START Available data

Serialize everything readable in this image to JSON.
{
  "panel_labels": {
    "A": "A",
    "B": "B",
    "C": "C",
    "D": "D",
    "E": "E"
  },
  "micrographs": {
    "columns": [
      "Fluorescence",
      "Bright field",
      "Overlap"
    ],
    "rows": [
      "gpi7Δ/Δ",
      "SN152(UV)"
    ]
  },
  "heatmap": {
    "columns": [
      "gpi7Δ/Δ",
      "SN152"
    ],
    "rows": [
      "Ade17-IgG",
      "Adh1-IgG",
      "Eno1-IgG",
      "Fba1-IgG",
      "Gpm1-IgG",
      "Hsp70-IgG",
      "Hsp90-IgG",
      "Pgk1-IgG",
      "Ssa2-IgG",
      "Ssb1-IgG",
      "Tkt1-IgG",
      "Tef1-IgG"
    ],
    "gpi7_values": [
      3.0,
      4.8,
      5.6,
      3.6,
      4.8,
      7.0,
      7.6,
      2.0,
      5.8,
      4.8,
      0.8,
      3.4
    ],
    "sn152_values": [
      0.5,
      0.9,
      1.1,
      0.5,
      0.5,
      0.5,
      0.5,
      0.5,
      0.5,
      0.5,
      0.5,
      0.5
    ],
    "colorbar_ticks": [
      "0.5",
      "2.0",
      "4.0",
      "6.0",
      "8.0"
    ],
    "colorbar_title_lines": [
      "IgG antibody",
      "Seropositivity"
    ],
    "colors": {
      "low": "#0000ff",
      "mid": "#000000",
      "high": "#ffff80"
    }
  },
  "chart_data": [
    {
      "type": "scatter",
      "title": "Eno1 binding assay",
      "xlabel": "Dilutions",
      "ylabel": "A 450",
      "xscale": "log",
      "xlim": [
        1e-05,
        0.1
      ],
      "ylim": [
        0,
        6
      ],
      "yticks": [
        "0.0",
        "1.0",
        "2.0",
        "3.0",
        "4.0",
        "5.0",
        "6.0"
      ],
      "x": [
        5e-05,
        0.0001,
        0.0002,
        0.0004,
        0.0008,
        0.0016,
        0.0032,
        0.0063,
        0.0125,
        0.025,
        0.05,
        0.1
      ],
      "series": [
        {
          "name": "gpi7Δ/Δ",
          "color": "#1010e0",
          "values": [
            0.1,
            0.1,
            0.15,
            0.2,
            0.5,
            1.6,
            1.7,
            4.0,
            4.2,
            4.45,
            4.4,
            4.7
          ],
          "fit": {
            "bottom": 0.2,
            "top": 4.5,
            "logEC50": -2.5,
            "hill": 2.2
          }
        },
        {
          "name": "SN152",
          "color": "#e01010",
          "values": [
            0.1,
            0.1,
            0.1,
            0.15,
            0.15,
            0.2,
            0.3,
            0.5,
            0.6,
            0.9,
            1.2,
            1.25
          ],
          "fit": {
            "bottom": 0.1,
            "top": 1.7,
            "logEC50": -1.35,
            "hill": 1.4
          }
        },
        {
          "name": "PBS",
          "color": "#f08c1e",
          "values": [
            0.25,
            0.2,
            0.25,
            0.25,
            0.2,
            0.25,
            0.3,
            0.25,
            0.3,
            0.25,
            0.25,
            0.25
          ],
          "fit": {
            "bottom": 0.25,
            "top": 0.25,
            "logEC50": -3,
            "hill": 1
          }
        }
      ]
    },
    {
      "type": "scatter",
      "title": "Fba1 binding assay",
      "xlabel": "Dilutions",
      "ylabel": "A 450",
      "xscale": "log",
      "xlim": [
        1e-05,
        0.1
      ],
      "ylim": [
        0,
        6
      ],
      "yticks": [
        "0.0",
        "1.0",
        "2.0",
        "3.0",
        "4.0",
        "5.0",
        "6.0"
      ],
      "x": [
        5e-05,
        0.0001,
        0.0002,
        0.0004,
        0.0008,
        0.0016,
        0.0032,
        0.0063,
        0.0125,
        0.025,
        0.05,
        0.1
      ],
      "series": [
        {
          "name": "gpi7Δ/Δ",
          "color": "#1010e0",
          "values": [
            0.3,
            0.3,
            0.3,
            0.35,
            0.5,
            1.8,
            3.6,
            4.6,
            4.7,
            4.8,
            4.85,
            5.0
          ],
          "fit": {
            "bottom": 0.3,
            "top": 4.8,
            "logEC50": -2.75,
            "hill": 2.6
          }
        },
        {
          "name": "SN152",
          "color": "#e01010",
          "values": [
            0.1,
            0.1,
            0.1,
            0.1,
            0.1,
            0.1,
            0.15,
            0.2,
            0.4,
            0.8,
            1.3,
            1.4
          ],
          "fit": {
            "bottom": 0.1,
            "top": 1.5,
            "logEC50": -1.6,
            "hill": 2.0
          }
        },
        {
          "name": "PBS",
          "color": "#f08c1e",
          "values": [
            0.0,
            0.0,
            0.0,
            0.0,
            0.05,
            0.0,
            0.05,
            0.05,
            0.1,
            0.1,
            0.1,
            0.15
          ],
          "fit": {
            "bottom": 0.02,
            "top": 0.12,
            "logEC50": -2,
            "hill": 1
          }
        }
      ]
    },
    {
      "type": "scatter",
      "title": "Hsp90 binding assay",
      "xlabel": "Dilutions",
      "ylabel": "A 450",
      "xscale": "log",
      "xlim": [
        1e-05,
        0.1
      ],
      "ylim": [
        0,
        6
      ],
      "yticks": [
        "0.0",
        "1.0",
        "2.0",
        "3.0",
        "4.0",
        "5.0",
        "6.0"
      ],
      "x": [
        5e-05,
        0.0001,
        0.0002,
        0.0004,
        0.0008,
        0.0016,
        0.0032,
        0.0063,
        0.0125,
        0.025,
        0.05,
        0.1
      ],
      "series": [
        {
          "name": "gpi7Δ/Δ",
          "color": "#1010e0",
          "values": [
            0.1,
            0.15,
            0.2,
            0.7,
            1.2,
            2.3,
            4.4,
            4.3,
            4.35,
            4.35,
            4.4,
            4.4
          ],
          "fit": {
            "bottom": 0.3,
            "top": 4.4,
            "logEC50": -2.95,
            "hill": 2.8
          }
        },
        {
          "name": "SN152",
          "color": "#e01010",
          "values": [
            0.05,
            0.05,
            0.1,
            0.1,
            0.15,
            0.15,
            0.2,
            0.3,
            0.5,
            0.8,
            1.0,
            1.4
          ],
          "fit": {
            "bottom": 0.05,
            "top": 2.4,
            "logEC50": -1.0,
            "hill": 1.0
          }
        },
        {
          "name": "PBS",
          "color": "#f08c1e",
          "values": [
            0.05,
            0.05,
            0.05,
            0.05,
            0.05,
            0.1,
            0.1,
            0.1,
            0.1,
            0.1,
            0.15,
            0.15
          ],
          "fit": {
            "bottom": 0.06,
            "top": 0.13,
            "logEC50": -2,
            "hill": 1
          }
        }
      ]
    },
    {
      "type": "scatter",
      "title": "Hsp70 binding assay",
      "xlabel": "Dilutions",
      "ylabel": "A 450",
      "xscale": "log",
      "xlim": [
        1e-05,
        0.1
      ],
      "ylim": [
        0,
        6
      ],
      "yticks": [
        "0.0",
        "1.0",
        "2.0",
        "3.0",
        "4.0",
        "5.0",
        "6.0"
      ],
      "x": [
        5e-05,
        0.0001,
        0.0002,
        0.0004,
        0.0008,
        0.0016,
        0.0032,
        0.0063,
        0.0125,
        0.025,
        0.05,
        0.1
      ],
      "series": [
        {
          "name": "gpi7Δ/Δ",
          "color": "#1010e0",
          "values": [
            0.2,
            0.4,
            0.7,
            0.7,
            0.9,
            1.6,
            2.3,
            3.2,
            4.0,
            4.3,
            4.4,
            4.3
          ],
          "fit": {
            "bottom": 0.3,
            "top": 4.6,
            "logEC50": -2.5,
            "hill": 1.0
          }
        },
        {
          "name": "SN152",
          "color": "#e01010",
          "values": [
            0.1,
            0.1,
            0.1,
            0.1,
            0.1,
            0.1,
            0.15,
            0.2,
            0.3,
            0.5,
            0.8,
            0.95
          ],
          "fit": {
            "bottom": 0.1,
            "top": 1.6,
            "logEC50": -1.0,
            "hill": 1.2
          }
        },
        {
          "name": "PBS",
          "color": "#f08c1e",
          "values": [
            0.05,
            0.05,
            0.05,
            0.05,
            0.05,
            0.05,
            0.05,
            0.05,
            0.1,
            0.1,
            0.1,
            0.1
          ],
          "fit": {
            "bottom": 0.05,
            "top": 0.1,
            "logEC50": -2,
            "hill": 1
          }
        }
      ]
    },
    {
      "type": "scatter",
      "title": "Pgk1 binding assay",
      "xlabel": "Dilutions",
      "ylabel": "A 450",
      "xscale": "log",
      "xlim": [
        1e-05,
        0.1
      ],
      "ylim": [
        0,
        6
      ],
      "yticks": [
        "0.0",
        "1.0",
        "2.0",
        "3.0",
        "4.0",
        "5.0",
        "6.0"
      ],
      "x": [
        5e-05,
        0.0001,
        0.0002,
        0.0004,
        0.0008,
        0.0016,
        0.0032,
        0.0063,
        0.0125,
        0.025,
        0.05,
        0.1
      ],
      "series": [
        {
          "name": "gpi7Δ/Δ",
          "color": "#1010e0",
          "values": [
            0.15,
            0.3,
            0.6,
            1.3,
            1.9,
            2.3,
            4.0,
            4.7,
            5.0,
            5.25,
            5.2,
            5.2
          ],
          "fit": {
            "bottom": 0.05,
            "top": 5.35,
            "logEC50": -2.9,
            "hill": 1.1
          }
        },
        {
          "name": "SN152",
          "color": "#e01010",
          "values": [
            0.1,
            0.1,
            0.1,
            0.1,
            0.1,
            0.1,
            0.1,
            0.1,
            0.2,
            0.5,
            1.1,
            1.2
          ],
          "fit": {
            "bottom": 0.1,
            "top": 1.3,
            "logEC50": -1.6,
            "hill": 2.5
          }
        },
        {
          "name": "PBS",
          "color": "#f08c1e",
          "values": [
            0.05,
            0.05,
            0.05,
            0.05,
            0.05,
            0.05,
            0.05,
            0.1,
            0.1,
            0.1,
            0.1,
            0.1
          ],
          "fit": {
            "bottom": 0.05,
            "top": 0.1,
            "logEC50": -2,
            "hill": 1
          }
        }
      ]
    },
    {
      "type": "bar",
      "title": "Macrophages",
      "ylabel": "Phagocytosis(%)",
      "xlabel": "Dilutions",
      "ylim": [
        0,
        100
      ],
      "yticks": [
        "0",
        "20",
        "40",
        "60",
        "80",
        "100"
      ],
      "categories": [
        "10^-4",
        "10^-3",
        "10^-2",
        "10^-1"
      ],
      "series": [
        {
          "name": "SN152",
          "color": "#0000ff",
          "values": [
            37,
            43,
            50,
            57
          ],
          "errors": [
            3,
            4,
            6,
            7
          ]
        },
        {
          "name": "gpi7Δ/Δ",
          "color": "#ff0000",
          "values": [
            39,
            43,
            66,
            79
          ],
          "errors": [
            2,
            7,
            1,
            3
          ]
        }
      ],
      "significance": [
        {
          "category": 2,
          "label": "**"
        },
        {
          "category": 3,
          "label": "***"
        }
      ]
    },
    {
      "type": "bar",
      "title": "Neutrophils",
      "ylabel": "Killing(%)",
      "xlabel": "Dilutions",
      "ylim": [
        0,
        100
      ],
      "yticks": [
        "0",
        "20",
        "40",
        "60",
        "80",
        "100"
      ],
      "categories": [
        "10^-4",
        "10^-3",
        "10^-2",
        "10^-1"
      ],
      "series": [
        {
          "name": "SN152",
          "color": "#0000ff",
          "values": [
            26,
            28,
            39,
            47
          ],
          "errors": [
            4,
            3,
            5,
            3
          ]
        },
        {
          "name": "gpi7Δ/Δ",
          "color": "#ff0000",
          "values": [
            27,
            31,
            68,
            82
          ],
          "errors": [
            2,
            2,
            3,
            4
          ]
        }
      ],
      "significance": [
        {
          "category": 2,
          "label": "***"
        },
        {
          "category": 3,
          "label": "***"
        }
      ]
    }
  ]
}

END Available data
START Available data

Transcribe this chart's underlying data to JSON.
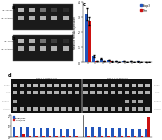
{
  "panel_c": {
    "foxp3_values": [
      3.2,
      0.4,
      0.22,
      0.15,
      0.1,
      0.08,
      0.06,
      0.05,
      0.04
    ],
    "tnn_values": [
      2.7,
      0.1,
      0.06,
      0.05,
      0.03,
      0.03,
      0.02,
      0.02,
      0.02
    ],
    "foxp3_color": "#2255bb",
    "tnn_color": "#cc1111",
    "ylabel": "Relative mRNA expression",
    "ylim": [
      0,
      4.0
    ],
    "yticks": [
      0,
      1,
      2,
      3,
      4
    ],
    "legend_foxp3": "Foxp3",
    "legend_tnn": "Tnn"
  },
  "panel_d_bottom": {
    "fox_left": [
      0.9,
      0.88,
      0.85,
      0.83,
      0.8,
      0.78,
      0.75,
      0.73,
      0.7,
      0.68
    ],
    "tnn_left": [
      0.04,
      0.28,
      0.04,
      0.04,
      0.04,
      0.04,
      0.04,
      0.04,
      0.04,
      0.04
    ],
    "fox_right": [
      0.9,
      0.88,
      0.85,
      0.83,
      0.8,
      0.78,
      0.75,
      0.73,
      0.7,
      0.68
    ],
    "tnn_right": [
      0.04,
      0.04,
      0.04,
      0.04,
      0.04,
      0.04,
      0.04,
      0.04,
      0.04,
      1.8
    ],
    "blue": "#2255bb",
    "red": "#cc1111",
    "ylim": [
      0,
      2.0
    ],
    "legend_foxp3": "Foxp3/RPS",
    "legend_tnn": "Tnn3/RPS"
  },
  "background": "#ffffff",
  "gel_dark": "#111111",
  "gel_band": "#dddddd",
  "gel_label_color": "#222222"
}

END Available data

▸ Work instruction
Go through the entries above and count the lines holding the word "assay"; write nothing but the number.

▸ Result below
5